:: Exercise aim ::
Write the data out again, character for character, with no images.

:: Data to use ::
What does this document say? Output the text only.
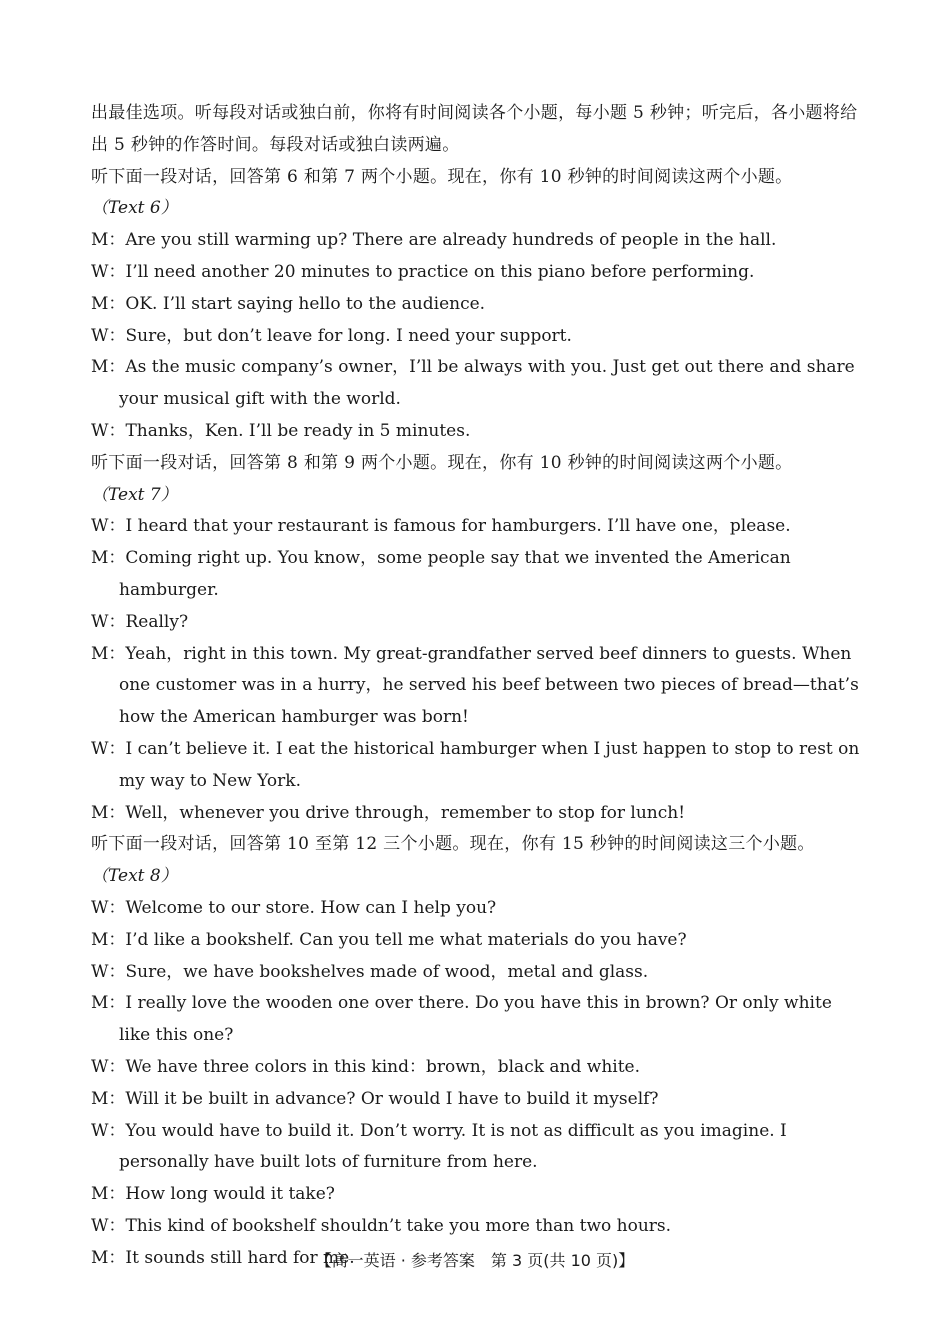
出最佳选项。听每段对话或独白前，你将有时间阅读各个小题，每小题 5 秒钟；听完后，各小题将给出 5 秒钟的作答时间。每段对话或独白读两遍。
听下面一段对话，回答第 6 和第 7 两个小题。现在，你有 10 秒钟的时间阅读这两个小题。
（Text 6）
M：Are you still warming up? There are already hundreds of people in the hall.
W：I’ll need another 20 minutes to practice on this piano before performing.
M：OK. I’ll start saying hello to the audience.
W：Sure，but don’t leave for long. I need your support.
M：As the music company’s owner，I’ll be always with you. Just get out there and share your musical gift with the world.
W：Thanks，Ken. I’ll be ready in 5 minutes.
听下面一段对话，回答第 8 和第 9 两个小题。现在，你有 10 秒钟的时间阅读这两个小题。
（Text 7）
W：I heard that your restaurant is famous for hamburgers. I’ll have one，please.
M：Coming right up. You know，some people say that we invented the American hamburger.
W：Really?
M：Yeah，right in this town. My great-grandfather served beef dinners to guests. When one customer was in a hurry，he served his beef between two pieces of bread—that’s how the American hamburger was born!
W：I can’t believe it. I eat the historical hamburger when I just happen to stop to rest on my way to New York.
M：Well，whenever you drive through，remember to stop for lunch!
听下面一段对话，回答第 10 至第 12 三个小题。现在，你有 15 秒钟的时间阅读这三个小题。
（Text 8）
W：Welcome to our store. How can I help you?
M：I’d like a bookshelf. Can you tell me what materials do you have?
W：Sure，we have bookshelves made of wood，metal and glass.
M：I really love the wooden one over there. Do you have this in brown? Or only white like this one?
W：We have three colors in this kind：brown，black and white.
M：Will it be built in advance? Or would I have to build it myself?
W：You would have to build it. Don’t worry. It is not as difficult as you imagine. I personally have built lots of furniture from here.
M：How long would it take?
W：This kind of bookshelf shouldn’t take you more than two hours.
M：It sounds still hard for me.
【高一英语 · 参考答案　第 3 页(共 10 页)】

:: Task result ::
What does this document say? Output the text only.
出最佳选项。听每段对话或独白前，你将有时间阅读各个小题，每小题 5 秒钟；听完后，各小题将给出 5 秒钟的作答时间。每段对话或独白读两遍。
听下面一段对话，回答第 6 和第 7 两个小题。现在，你有 10 秒钟的时间阅读这两个小题。
（Text 6）
M：Are you still warming up? There are already hundreds of people in the hall.
W：I’ll need another 20 minutes to practice on this piano before performing.
M：OK. I’ll start saying hello to the audience.
W：Sure，but don’t leave for long. I need your support.
M：As the music company’s owner，I’ll be always with you. Just get out there and share your musical gift with the world.
W：Thanks，Ken. I’ll be ready in 5 minutes.
听下面一段对话，回答第 8 和第 9 两个小题。现在，你有 10 秒钟的时间阅读这两个小题。
（Text 7）
W：I heard that your restaurant is famous for hamburgers. I’ll have one，please.
M：Coming right up. You know，some people say that we invented the American hamburger.
W：Really?
M：Yeah，right in this town. My great-grandfather served beef dinners to guests. When one customer was in a hurry，he served his beef between two pieces of bread—that’s how the American hamburger was born!
W：I can’t believe it. I eat the historical hamburger when I just happen to stop to rest on my way to New York.
M：Well，whenever you drive through，remember to stop for lunch!
听下面一段对话，回答第 10 至第 12 三个小题。现在，你有 15 秒钟的时间阅读这三个小题。
（Text 8）
W：Welcome to our store. How can I help you?
M：I’d like a bookshelf. Can you tell me what materials do you have?
W：Sure，we have bookshelves made of wood，metal and glass.
M：I really love the wooden one over there. Do you have this in brown? Or only white like this one?
W：We have three colors in this kind：brown，black and white.
M：Will it be built in advance? Or would I have to build it myself?
W：You would have to build it. Don’t worry. It is not as difficult as you imagine. I personally have built lots of furniture from here.
M：How long would it take?
W：This kind of bookshelf shouldn’t take you more than two hours.
M：It sounds still hard for me.
【高一英语 · 参考答案　第 3 页(共 10 页)】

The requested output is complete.